● **SUPPLIED DATA**:
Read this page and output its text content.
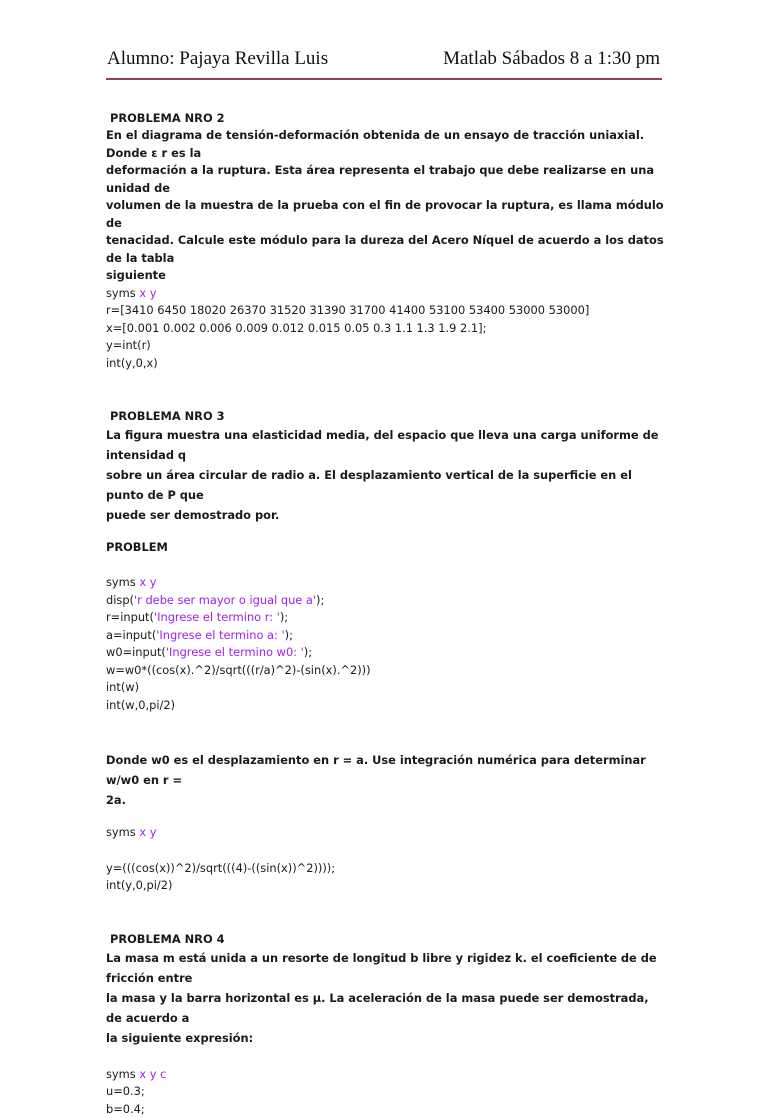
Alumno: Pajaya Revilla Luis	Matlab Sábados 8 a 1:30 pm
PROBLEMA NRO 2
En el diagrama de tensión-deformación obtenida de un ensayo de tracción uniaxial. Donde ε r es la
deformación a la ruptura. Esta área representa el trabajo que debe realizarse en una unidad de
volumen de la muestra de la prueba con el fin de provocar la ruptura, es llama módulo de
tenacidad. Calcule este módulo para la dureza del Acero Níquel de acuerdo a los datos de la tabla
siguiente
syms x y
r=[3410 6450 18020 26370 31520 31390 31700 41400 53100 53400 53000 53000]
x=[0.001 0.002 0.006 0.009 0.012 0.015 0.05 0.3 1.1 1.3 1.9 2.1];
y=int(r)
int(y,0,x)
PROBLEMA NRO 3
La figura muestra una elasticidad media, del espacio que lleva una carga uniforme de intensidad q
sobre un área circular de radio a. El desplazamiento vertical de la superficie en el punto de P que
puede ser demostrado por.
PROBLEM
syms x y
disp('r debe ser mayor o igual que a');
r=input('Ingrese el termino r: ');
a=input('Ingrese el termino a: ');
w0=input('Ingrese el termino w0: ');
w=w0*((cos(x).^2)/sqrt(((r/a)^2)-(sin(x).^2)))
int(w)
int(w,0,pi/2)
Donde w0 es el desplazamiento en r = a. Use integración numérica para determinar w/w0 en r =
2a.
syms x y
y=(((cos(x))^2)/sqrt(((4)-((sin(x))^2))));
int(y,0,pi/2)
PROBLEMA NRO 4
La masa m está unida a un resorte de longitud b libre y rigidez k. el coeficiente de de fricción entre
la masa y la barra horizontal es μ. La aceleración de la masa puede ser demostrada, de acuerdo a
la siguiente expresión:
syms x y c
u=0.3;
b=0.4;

==

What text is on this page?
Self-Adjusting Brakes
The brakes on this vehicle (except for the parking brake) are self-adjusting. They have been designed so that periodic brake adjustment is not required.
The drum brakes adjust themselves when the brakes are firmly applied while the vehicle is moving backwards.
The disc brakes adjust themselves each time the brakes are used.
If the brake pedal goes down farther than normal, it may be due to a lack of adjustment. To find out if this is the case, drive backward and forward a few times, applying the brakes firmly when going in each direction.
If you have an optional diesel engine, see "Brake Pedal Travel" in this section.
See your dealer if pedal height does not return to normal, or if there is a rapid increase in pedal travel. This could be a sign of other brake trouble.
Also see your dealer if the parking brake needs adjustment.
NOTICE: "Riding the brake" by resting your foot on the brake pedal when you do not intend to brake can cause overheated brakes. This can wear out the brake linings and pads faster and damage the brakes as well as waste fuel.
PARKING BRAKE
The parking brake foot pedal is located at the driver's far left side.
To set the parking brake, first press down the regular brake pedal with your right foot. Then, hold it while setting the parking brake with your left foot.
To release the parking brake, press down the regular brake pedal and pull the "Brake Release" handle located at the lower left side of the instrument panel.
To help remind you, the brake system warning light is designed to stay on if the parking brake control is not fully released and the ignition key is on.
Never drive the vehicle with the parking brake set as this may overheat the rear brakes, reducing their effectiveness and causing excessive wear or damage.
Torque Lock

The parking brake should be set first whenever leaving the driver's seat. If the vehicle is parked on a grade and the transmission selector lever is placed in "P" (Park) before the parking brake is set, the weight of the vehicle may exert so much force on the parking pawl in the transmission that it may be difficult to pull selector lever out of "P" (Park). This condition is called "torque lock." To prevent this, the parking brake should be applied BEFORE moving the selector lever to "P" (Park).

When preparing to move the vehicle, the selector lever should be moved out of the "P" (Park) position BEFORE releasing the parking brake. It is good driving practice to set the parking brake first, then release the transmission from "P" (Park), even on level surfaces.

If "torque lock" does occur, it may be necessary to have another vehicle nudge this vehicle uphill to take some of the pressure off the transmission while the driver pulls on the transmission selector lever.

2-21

● **INSTRUCTIONS FOR THE TASK**: Copy out all lines that carry the word "acuerdo".

● **SOLVED PROBLEM**:
tenacidad. Calcule este módulo para la dureza del Acero Níquel de acuerdo a los datos de la tabla
la masa y la barra horizontal es μ. La aceleración de la masa puede ser demostrada, de acuerdo a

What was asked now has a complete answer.